▶ [Work to be completed] Exact repetition is required: output every record in full.
— START Supplied material —
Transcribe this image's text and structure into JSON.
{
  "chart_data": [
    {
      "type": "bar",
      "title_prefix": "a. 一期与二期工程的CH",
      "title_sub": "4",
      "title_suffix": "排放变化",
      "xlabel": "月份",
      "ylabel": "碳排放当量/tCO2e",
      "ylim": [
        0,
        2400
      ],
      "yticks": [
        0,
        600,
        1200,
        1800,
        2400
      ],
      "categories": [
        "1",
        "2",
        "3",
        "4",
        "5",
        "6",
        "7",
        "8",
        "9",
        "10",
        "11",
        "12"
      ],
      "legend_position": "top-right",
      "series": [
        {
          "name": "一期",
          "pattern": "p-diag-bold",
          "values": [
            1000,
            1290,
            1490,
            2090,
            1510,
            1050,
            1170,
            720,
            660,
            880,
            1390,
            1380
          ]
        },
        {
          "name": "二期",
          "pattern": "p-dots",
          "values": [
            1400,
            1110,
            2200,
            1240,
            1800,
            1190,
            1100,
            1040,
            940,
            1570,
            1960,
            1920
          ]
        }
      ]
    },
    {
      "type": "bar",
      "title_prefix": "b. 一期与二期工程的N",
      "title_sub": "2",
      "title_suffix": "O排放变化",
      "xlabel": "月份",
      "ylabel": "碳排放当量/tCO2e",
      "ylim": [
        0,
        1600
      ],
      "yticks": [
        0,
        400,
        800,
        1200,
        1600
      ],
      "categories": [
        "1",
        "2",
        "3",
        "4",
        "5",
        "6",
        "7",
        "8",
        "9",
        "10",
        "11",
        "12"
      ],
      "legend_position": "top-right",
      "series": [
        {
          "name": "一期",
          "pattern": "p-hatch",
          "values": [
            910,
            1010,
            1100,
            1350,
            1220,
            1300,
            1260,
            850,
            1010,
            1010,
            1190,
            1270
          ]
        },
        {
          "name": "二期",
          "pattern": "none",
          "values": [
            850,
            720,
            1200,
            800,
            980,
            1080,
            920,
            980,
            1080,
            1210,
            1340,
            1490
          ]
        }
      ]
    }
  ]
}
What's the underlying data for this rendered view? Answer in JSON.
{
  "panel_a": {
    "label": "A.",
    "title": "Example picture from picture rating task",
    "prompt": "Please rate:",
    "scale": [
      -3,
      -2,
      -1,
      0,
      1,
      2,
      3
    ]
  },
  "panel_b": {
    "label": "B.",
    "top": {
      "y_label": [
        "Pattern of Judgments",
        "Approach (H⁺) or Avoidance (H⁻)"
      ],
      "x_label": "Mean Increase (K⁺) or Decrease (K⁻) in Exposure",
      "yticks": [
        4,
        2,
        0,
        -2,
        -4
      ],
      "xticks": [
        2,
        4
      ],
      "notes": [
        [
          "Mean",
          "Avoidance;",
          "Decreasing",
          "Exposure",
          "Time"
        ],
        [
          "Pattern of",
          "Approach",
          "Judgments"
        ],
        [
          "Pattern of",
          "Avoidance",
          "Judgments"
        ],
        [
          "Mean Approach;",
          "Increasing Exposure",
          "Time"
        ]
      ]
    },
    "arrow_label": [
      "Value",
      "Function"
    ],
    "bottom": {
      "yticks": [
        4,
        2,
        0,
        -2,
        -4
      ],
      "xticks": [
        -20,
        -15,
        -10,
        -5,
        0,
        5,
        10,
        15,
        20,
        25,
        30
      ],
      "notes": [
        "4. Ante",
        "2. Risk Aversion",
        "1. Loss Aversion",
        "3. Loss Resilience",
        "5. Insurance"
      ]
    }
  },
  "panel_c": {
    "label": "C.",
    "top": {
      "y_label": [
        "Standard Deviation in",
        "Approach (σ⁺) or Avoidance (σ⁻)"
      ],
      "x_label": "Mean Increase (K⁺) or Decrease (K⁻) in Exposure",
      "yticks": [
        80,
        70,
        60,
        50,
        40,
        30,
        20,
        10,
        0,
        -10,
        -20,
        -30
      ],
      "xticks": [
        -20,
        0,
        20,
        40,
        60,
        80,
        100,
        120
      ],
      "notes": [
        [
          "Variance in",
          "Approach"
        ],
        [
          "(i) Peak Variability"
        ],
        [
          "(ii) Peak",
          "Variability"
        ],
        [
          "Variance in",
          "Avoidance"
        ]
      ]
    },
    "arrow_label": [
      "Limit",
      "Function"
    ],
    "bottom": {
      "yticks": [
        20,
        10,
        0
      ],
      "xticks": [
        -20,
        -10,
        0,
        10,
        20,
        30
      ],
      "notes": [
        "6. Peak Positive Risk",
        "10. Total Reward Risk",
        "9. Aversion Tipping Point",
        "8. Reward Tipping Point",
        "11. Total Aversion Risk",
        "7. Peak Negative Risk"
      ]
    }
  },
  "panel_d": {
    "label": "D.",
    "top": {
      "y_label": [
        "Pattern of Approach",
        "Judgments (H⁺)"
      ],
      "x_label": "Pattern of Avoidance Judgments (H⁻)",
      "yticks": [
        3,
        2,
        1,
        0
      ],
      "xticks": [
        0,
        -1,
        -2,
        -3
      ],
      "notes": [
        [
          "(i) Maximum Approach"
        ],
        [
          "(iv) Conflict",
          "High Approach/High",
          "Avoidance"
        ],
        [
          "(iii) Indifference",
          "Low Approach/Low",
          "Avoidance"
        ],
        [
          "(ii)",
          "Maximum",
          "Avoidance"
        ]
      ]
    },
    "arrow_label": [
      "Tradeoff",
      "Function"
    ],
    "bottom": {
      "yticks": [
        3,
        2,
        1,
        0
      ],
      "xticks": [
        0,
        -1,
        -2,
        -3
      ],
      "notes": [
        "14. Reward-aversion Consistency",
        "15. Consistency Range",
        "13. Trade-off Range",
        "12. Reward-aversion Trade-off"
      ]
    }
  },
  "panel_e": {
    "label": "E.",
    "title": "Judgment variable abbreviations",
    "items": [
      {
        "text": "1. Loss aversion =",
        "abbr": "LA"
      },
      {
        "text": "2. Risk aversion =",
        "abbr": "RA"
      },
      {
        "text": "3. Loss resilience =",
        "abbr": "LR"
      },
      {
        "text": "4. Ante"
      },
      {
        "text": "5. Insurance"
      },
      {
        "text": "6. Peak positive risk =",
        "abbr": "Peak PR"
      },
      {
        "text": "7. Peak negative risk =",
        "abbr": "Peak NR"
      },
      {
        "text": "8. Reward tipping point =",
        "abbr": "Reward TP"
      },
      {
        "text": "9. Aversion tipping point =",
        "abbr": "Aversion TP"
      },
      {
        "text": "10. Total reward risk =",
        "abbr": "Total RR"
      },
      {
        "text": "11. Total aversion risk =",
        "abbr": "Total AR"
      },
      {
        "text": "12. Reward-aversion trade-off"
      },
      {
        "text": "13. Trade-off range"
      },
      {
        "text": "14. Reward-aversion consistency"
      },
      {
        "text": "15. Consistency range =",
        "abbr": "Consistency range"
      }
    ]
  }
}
— END Supplied material —
▶ [Solution for this task]
Transcribe this image's text and structure into JSON.
{
  "chart_data": [
    {
      "type": "bar",
      "title_prefix": "a. 一期与二期工程的CH",
      "title_sub": "4",
      "title_suffix": "排放变化",
      "xlabel": "月份",
      "ylabel": "碳排放当量/tCO2e",
      "ylim": [
        0,
        2400
      ],
      "yticks": [
        0,
        600,
        1200,
        1800,
        2400
      ],
      "categories": [
        "1",
        "2",
        "3",
        "4",
        "5",
        "6",
        "7",
        "8",
        "9",
        "10",
        "11",
        "12"
      ],
      "legend_position": "top-right",
      "series": [
        {
          "name": "一期",
          "pattern": "p-diag-bold",
          "values": [
            1000,
            1290,
            1490,
            2090,
            1510,
            1050,
            1170,
            720,
            660,
            880,
            1390,
            1380
          ]
        },
        {
          "name": "二期",
          "pattern": "p-dots",
          "values": [
            1400,
            1110,
            2200,
            1240,
            1800,
            1190,
            1100,
            1040,
            940,
            1570,
            1960,
            1920
          ]
        }
      ]
    },
    {
      "type": "bar",
      "title_prefix": "b. 一期与二期工程的N",
      "title_sub": "2",
      "title_suffix": "O排放变化",
      "xlabel": "月份",
      "ylabel": "碳排放当量/tCO2e",
      "ylim": [
        0,
        1600
      ],
      "yticks": [
        0,
        400,
        800,
        1200,
        1600
      ],
      "categories": [
        "1",
        "2",
        "3",
        "4",
        "5",
        "6",
        "7",
        "8",
        "9",
        "10",
        "11",
        "12"
      ],
      "legend_position": "top-right",
      "series": [
        {
          "name": "一期",
          "pattern": "p-hatch",
          "values": [
            910,
            1010,
            1100,
            1350,
            1220,
            1300,
            1260,
            850,
            1010,
            1010,
            1190,
            1270
          ]
        },
        {
          "name": "二期",
          "pattern": "none",
          "values": [
            850,
            720,
            1200,
            800,
            980,
            1080,
            920,
            980,
            1080,
            1210,
            1340,
            1490
          ]
        }
      ]
    }
  ]
}
What's the underlying data for this rendered view? Answer in JSON.
{
  "panel_a": {
    "label": "A.",
    "title": "Example picture from picture rating task",
    "prompt": "Please rate:",
    "scale": [
      -3,
      -2,
      -1,
      0,
      1,
      2,
      3
    ]
  },
  "panel_b": {
    "label": "B.",
    "top": {
      "y_label": [
        "Pattern of Judgments",
        "Approach (H⁺) or Avoidance (H⁻)"
      ],
      "x_label": "Mean Increase (K⁺) or Decrease (K⁻) in Exposure",
      "yticks": [
        4,
        2,
        0,
        -2,
        -4
      ],
      "xticks": [
        2,
        4
      ],
      "notes": [
        [
          "Mean",
          "Avoidance;",
          "Decreasing",
          "Exposure",
          "Time"
        ],
        [
          "Pattern of",
          "Approach",
          "Judgments"
        ],
        [
          "Pattern of",
          "Avoidance",
          "Judgments"
        ],
        [
          "Mean Approach;",
          "Increasing Exposure",
          "Time"
        ]
      ]
    },
    "arrow_label": [
      "Value",
      "Function"
    ],
    "bottom": {
      "yticks": [
        4,
        2,
        0,
        -2,
        -4
      ],
      "xticks": [
        -20,
        -15,
        -10,
        -5,
        0,
        5,
        10,
        15,
        20,
        25,
        30
      ],
      "notes": [
        "4. Ante",
        "2. Risk Aversion",
        "1. Loss Aversion",
        "3. Loss Resilience",
        "5. Insurance"
      ]
    }
  },
  "panel_c": {
    "label": "C.",
    "top": {
      "y_label": [
        "Standard Deviation in",
        "Approach (σ⁺) or Avoidance (σ⁻)"
      ],
      "x_label": "Mean Increase (K⁺) or Decrease (K⁻) in Exposure",
      "yticks": [
        80,
        70,
        60,
        50,
        40,
        30,
        20,
        10,
        0,
        -10,
        -20,
        -30
      ],
      "xticks": [
        -20,
        0,
        20,
        40,
        60,
        80,
        100,
        120
      ],
      "notes": [
        [
          "Variance in",
          "Approach"
        ],
        [
          "(i) Peak Variability"
        ],
        [
          "(ii) Peak",
          "Variability"
        ],
        [
          "Variance in",
          "Avoidance"
        ]
      ]
    },
    "arrow_label": [
      "Limit",
      "Function"
    ],
    "bottom": {
      "yticks": [
        20,
        10,
        0
      ],
      "xticks": [
        -20,
        -10,
        0,
        10,
        20,
        30
      ],
      "notes": [
        "6. Peak Positive Risk",
        "10. Total Reward Risk",
        "9. Aversion Tipping Point",
        "8. Reward Tipping Point",
        "11. Total Aversion Risk",
        "7. Peak Negative Risk"
      ]
    }
  },
  "panel_d": {
    "label": "D.",
    "top": {
      "y_label": [
        "Pattern of Approach",
        "Judgments (H⁺)"
      ],
      "x_label": "Pattern of Avoidance Judgments (H⁻)",
      "yticks": [
        3,
        2,
        1,
        0
      ],
      "xticks": [
        0,
        -1,
        -2,
        -3
      ],
      "notes": [
        [
          "(i) Maximum Approach"
        ],
        [
          "(iv) Conflict",
          "High Approach/High",
          "Avoidance"
        ],
        [
          "(iii) Indifference",
          "Low Approach/Low",
          "Avoidance"
        ],
        [
          "(ii)",
          "Maximum",
          "Avoidance"
        ]
      ]
    },
    "arrow_label": [
      "Tradeoff",
      "Function"
    ],
    "bottom": {
      "yticks": [
        3,
        2,
        1,
        0
      ],
      "xticks": [
        0,
        -1,
        -2,
        -3
      ],
      "notes": [
        "14. Reward-aversion Consistency",
        "15. Consistency Range",
        "13. Trade-off Range",
        "12. Reward-aversion Trade-off"
      ]
    }
  },
  "panel_e": {
    "label": "E.",
    "title": "Judgment variable abbreviations",
    "items": [
      {
        "text": "1. Loss aversion =",
        "abbr": "LA"
      },
      {
        "text": "2. Risk aversion =",
        "abbr": "RA"
      },
      {
        "text": "3. Loss resilience =",
        "abbr": "LR"
      },
      {
        "text": "4. Ante"
      },
      {
        "text": "5. Insurance"
      },
      {
        "text": "6. Peak positive risk =",
        "abbr": "Peak PR"
      },
      {
        "text": "7. Peak negative risk =",
        "abbr": "Peak NR"
      },
      {
        "text": "8. Reward tipping point =",
        "abbr": "Reward TP"
      },
      {
        "text": "9. Aversion tipping point =",
        "abbr": "Aversion TP"
      },
      {
        "text": "10. Total reward risk =",
        "abbr": "Total RR"
      },
      {
        "text": "11. Total aversion risk =",
        "abbr": "Total AR"
      },
      {
        "text": "12. Reward-aversion trade-off"
      },
      {
        "text": "13. Trade-off range"
      },
      {
        "text": "14. Reward-aversion consistency"
      },
      {
        "text": "15. Consistency range =",
        "abbr": "Consistency range"
      }
    ]
  }
}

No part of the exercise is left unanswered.